— Start —
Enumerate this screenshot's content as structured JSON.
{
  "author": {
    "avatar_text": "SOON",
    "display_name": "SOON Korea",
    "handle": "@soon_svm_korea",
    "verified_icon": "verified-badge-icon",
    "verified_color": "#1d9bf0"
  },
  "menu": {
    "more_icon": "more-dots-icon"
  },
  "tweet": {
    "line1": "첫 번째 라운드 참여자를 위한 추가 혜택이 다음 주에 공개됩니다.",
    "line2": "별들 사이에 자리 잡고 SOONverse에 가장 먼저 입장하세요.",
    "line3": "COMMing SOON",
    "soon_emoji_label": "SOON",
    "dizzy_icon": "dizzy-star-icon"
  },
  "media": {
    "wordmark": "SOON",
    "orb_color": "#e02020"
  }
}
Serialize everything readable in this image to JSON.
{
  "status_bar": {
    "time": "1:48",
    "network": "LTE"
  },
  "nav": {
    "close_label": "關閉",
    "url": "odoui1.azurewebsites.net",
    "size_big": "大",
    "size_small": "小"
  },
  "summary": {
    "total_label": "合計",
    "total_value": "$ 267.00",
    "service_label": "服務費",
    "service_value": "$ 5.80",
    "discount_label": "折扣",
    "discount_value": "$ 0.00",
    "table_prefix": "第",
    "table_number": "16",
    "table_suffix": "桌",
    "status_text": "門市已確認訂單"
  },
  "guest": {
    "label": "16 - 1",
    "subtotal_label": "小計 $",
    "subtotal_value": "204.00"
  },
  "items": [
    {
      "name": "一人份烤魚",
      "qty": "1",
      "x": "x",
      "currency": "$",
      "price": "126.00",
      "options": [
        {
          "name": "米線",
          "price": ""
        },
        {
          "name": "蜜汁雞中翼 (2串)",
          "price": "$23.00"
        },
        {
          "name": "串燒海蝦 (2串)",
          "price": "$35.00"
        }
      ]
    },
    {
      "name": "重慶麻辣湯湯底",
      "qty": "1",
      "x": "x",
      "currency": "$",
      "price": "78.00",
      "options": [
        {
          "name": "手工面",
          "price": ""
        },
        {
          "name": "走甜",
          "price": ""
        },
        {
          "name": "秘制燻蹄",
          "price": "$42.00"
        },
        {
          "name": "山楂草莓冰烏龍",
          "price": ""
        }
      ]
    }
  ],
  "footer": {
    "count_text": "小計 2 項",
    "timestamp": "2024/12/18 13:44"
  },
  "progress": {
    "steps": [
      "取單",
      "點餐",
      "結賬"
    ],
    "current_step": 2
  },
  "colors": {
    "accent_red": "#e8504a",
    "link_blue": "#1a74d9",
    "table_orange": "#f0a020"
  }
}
— End —
> **Instruction**: Every entry must be output again, exactly as written above.

> **Final answer**:
Enumerate this screenshot's content as structured JSON.
{
  "author": {
    "avatar_text": "SOON",
    "display_name": "SOON Korea",
    "handle": "@soon_svm_korea",
    "verified_icon": "verified-badge-icon",
    "verified_color": "#1d9bf0"
  },
  "menu": {
    "more_icon": "more-dots-icon"
  },
  "tweet": {
    "line1": "첫 번째 라운드 참여자를 위한 추가 혜택이 다음 주에 공개됩니다.",
    "line2": "별들 사이에 자리 잡고 SOONverse에 가장 먼저 입장하세요.",
    "line3": "COMMing SOON",
    "soon_emoji_label": "SOON",
    "dizzy_icon": "dizzy-star-icon"
  },
  "media": {
    "wordmark": "SOON",
    "orb_color": "#e02020"
  }
}
Serialize everything readable in this image to JSON.
{
  "status_bar": {
    "time": "1:48",
    "network": "LTE"
  },
  "nav": {
    "close_label": "關閉",
    "url": "odoui1.azurewebsites.net",
    "size_big": "大",
    "size_small": "小"
  },
  "summary": {
    "total_label": "合計",
    "total_value": "$ 267.00",
    "service_label": "服務費",
    "service_value": "$ 5.80",
    "discount_label": "折扣",
    "discount_value": "$ 0.00",
    "table_prefix": "第",
    "table_number": "16",
    "table_suffix": "桌",
    "status_text": "門市已確認訂單"
  },
  "guest": {
    "label": "16 - 1",
    "subtotal_label": "小計 $",
    "subtotal_value": "204.00"
  },
  "items": [
    {
      "name": "一人份烤魚",
      "qty": "1",
      "x": "x",
      "currency": "$",
      "price": "126.00",
      "options": [
        {
          "name": "米線",
          "price": ""
        },
        {
          "name": "蜜汁雞中翼 (2串)",
          "price": "$23.00"
        },
        {
          "name": "串燒海蝦 (2串)",
          "price": "$35.00"
        }
      ]
    },
    {
      "name": "重慶麻辣湯湯底",
      "qty": "1",
      "x": "x",
      "currency": "$",
      "price": "78.00",
      "options": [
        {
          "name": "手工面",
          "price": ""
        },
        {
          "name": "走甜",
          "price": ""
        },
        {
          "name": "秘制燻蹄",
          "price": "$42.00"
        },
        {
          "name": "山楂草莓冰烏龍",
          "price": ""
        }
      ]
    }
  ],
  "footer": {
    "count_text": "小計 2 項",
    "timestamp": "2024/12/18 13:44"
  },
  "progress": {
    "steps": [
      "取單",
      "點餐",
      "結賬"
    ],
    "current_step": 2
  },
  "colors": {
    "accent_red": "#e8504a",
    "link_blue": "#1a74d9",
    "table_orange": "#f0a020"
  }
}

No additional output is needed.